§ **SUPPLIED MATERIAL**
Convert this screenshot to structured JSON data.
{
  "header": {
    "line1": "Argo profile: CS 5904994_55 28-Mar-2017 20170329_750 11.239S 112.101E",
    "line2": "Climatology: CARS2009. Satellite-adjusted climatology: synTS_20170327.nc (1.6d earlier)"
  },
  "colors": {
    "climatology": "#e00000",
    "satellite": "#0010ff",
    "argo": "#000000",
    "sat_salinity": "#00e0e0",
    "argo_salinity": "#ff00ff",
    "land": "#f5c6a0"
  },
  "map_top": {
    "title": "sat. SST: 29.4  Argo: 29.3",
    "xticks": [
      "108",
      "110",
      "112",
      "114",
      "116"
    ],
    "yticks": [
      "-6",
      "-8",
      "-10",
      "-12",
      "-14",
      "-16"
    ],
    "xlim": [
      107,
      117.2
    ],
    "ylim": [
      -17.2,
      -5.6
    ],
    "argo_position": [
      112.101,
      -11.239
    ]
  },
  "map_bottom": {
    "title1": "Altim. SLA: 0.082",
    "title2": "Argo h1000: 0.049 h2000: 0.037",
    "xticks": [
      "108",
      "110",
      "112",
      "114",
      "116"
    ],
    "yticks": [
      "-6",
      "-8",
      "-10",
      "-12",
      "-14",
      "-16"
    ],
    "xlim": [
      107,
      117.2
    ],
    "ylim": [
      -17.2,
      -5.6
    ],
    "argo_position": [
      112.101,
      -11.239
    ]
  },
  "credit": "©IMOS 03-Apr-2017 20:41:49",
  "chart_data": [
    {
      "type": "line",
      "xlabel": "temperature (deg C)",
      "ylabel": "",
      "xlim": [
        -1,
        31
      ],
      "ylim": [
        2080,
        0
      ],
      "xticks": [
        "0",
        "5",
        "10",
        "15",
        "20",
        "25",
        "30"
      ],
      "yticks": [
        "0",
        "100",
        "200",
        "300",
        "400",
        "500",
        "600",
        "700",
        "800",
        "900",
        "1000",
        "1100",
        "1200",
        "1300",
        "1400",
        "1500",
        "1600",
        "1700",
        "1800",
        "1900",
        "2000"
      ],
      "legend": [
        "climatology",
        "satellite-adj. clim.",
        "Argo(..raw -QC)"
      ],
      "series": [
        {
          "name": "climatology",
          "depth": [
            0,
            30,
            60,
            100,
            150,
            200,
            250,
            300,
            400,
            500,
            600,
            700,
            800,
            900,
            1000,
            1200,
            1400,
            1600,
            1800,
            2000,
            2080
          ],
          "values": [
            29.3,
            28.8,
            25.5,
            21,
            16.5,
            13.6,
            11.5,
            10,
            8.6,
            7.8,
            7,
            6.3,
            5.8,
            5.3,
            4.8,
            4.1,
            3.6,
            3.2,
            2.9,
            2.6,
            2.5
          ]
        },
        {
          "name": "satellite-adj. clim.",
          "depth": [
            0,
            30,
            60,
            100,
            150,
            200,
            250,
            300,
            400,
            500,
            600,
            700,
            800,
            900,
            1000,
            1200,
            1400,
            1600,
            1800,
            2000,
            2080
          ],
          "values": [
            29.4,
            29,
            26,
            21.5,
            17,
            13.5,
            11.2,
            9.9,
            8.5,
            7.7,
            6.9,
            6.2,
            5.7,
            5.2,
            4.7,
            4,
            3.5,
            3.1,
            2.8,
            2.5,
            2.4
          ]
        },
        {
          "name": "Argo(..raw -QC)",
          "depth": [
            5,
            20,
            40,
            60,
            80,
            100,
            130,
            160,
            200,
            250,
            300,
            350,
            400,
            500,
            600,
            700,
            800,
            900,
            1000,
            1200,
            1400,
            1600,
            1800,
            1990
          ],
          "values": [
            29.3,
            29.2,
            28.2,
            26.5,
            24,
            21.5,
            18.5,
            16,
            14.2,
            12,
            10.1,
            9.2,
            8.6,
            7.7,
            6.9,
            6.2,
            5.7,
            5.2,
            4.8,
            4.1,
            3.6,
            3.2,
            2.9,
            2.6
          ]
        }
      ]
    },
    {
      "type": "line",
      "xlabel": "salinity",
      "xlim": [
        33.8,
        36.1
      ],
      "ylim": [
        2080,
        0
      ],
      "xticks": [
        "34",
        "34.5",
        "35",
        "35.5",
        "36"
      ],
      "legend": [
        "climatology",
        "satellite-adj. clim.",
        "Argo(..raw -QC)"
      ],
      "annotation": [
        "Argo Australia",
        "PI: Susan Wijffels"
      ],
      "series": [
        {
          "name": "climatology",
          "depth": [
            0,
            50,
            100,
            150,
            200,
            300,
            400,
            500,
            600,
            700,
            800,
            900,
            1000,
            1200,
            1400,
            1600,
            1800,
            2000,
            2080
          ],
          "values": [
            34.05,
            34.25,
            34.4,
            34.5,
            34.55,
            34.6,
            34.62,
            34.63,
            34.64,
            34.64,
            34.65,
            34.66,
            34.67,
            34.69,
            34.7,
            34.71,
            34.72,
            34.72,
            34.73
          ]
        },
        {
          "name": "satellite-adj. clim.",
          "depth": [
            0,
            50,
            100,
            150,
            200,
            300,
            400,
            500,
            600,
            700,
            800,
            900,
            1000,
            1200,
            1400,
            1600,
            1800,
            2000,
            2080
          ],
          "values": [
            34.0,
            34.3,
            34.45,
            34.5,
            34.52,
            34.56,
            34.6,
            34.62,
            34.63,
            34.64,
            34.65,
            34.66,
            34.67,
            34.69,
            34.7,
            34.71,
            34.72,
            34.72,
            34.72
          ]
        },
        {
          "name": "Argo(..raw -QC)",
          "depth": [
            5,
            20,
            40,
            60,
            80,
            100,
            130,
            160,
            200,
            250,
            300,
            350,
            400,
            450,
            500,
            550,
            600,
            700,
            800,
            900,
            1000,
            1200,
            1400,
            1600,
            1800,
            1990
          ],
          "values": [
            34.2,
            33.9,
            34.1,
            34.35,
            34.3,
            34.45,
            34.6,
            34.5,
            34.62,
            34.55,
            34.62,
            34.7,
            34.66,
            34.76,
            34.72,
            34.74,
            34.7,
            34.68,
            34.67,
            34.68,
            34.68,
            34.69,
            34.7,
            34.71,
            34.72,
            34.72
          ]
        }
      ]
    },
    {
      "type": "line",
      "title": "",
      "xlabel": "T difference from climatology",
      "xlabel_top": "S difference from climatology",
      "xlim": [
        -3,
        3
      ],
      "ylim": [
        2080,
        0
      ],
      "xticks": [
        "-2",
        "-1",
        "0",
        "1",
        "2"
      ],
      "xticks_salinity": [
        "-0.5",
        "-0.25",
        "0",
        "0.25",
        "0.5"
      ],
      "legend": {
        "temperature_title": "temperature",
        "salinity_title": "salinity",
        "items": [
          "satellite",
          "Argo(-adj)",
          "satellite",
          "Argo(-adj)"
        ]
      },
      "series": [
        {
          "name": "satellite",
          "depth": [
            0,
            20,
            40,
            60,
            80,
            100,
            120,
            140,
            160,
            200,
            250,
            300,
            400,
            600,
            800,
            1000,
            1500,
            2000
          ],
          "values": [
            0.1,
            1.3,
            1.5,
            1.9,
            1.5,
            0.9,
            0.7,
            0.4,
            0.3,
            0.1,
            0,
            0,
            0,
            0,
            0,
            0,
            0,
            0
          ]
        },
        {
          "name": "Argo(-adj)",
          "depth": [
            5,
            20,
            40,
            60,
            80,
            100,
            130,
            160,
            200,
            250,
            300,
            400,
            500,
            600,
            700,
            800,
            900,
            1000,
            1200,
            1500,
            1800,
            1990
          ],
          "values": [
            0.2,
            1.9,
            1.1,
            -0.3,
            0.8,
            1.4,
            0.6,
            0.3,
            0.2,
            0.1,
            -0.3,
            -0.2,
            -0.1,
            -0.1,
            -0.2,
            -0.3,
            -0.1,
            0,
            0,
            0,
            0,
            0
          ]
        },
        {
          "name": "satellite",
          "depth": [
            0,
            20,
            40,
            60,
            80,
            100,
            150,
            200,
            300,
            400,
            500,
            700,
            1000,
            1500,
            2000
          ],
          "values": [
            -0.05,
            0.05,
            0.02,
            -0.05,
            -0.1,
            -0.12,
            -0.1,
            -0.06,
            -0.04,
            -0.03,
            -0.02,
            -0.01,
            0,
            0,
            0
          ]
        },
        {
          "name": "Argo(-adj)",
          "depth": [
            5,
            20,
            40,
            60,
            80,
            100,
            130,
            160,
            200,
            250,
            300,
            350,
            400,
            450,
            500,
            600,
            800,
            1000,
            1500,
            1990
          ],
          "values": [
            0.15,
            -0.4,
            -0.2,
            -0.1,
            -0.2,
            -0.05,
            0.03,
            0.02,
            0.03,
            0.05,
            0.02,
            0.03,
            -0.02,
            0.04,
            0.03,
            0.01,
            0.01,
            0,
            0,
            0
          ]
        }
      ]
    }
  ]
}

§ **DIRECTIVE**
Find all lines where the word "temperature" appears. Copy them.

§ **EXERCISE ANSWER**
      "xlabel": "temperature (deg C)",
        "temperature_title": "temperature",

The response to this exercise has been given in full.